§ SELECTED EXCERPT:
>> START

Angola Marketing
Exports of crude oil have outpaced exports of refined
oil
because refining facilities have not been expanded at the
same rate
as crude oil output. In the late 1980s, all of the oil
produced
offshore (in Cabinda and Block 3) was exported, while the
crude oil
found onshore was refined domestically.
Petrangol's output was about 32,000 bpd in 1985,
sufficient to
meet domestic demand for most products except butane and
jet fuel,
while a large surplus of fuel oil was produced for export
(585,900
tons in 1985). The facilities for bottling propane and
butane were
also expanded at a cost of US$7 million. The capacity of
the
Petrangol oil refinery on the outskirts of Luanda was
increased to
1.7 million tons a year in 1986. In 1987 Sonangol was
exploring the
possibility of having some of its crude petroleum refined
in
Portugal.

>> END

§ DATASET CONTENT:
>> START

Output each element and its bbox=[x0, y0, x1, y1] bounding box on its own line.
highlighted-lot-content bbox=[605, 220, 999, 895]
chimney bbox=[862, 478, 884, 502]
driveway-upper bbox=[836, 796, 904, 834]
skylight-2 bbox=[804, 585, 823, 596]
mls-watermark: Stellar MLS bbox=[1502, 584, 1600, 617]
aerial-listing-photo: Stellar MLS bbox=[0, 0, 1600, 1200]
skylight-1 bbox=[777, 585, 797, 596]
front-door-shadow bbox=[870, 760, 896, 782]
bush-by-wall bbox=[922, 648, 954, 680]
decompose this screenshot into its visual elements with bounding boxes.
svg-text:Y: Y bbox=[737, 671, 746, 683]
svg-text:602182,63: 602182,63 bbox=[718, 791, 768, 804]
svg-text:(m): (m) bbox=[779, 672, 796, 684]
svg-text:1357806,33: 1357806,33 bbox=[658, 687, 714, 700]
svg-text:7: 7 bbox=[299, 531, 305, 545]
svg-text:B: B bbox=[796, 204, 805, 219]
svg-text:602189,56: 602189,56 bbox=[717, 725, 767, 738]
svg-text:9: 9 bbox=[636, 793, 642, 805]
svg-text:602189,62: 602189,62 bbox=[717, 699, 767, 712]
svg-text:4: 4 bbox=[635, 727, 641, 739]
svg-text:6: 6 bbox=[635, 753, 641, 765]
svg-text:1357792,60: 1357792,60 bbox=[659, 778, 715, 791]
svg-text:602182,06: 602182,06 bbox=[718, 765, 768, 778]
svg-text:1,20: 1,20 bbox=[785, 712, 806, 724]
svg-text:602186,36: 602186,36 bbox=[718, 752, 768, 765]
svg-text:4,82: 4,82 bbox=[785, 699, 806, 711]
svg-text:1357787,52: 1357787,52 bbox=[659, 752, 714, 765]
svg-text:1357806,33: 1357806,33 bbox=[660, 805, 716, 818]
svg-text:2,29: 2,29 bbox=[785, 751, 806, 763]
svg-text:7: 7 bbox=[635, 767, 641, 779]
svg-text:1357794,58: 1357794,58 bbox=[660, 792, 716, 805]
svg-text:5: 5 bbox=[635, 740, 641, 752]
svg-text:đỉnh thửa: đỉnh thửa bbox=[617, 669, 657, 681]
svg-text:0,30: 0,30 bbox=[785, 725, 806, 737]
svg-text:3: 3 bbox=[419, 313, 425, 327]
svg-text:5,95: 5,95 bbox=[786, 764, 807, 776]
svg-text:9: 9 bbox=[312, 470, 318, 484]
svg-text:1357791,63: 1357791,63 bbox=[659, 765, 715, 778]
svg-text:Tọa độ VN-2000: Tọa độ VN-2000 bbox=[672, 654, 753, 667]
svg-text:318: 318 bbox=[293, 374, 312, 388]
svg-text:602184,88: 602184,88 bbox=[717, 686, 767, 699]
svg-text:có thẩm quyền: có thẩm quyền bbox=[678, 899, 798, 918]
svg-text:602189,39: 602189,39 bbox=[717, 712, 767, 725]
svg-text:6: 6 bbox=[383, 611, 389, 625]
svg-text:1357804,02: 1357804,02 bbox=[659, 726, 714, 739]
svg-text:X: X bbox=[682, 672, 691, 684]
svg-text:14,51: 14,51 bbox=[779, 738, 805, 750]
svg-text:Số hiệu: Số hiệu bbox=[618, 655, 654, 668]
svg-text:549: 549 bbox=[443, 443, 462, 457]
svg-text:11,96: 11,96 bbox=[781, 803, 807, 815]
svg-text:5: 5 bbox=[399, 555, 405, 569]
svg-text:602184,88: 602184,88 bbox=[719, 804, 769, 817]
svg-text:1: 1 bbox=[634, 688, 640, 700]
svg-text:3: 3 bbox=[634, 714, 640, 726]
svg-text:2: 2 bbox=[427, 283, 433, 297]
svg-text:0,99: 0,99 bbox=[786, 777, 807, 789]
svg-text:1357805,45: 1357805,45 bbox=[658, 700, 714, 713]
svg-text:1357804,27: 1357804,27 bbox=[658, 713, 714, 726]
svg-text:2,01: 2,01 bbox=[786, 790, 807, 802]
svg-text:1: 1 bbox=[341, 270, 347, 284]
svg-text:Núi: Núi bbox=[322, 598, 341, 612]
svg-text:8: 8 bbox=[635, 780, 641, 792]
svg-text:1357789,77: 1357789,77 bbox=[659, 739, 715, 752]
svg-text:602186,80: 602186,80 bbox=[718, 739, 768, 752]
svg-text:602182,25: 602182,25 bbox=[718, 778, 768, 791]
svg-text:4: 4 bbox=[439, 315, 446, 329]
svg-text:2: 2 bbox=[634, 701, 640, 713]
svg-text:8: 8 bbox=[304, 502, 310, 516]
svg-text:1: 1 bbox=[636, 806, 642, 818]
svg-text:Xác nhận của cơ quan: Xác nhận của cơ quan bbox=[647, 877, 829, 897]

>> END

§ WRITTEN TASK A:
Using the Angola Marketing passage, answer each question:
(i) In the late 1980s, what happened to the crude oil found onshore?
(ii) What was Petrangol's output in 1985?
(iii) To what capacity was the Petrangol refinery increased in 1986?
§ WRITTEN TASK B:
Rewrite the paragraph of the Angola Marketing passage beginning "Petrangol's output was about 32,000 bpd" as a bulleted list that keeps its main facts.
The data aren't needed for any of this work.

§ RESULT A:
(i) It was refined domestically.
(ii) About 32,000 bpd.
(iii) 1.7 million tons a year.

§ RESULT B:
- Petrangol's 1985 output was about 32,000 bpd, enough to meet domestic demand for most products except butane and jet fuel.
- A large fuel oil surplus was produced for export (585,900 tons in 1985).
- The facilities for bottling propane and butane were expanded at a cost of US$7 million.
- The Petrangol refinery near Luanda was raised to a capacity of 1.7 million tons a year in 1986.
- In 1987, Sonangol was exploring having some of its crude petroleum refined in Portugal.